▶ [EXERCISE AIM] Omit all images, then return the remaining material exactly as it stands.

Figure record listings:
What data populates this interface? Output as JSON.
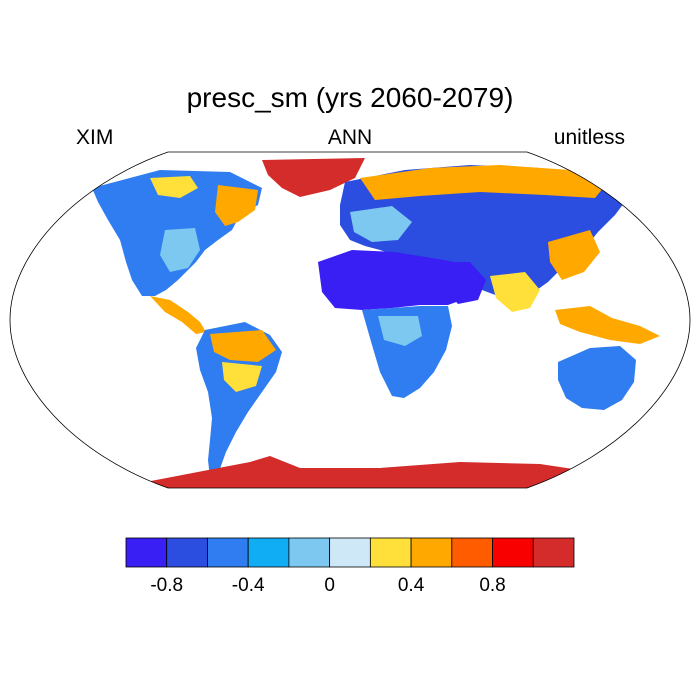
{
  "title": "presc_sm (yrs 2060-2079)",
  "left_label": "XIM",
  "center_label": "ANN",
  "right_label": "unitless",
  "colorbar": {
    "colors": [
      "#3a1ff5",
      "#2b4ee0",
      "#2f7df0",
      "#10adf5",
      "#7cc8f0",
      "#cfe8f8",
      "#ffe03a",
      "#ffa800",
      "#ff5c00",
      "#f80000",
      "#d42b2b"
    ],
    "tick_labels": [
      "-0.8",
      "-0.4",
      "0",
      "0.4",
      "0.8"
    ],
    "tick_values": [
      -0.8,
      -0.4,
      0,
      0.4,
      0.8
    ],
    "min": -1.0,
    "max": 1.2,
    "step": 0.2
  },
  "icons": {
    "map": "world-map-robinson"
  }
}
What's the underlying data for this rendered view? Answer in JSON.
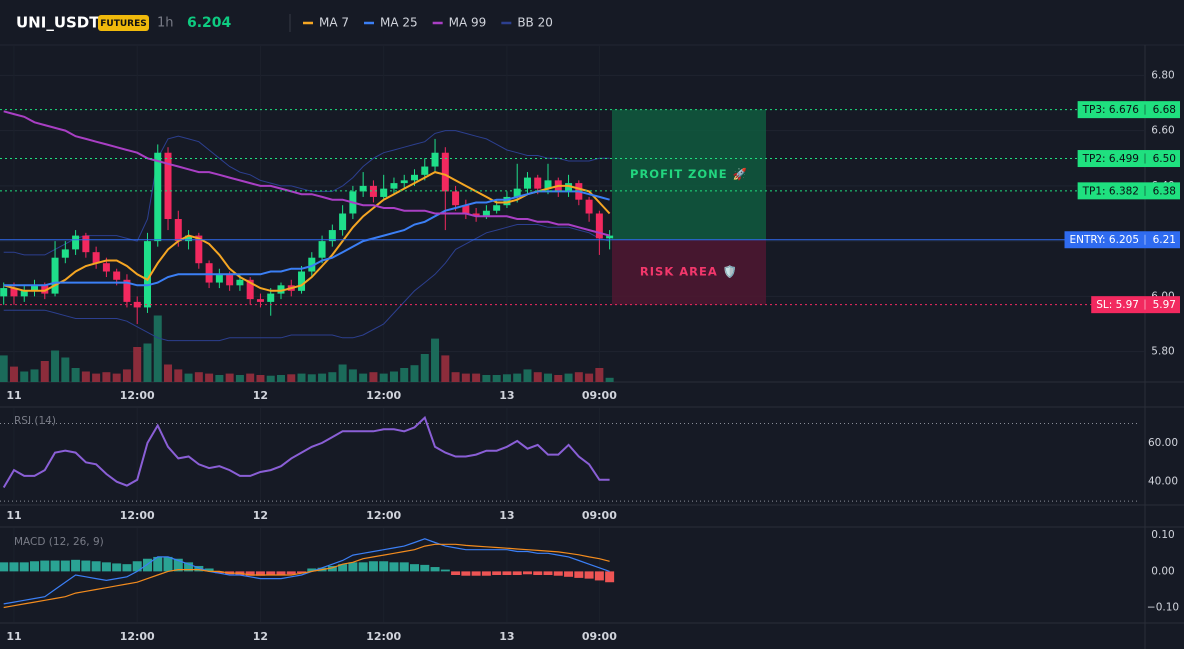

▶ [EXERCISE OUTPUT]
What data populates this interface? Output as JSON.
{
  "title": "presc_sm (yrs 2060-2079)",
  "left_label": "XIM",
  "center_label": "ANN",
  "right_label": "unitless",
  "colorbar": {
    "colors": [
      "#3a1ff5",
      "#2b4ee0",
      "#2f7df0",
      "#10adf5",
      "#7cc8f0",
      "#cfe8f8",
      "#ffe03a",
      "#ffa800",
      "#ff5c00",
      "#f80000",
      "#d42b2b"
    ],
    "tick_labels": [
      "-0.8",
      "-0.4",
      "0",
      "0.4",
      "0.8"
    ],
    "tick_values": [
      -0.8,
      -0.4,
      0,
      0.4,
      0.8
    ],
    "min": -1.0,
    "max": 1.2,
    "step": 0.2
  },
  "icons": {
    "map": "world-map-robinson"
  }
}
What's the underlying data for this rendered view? Answer in JSON.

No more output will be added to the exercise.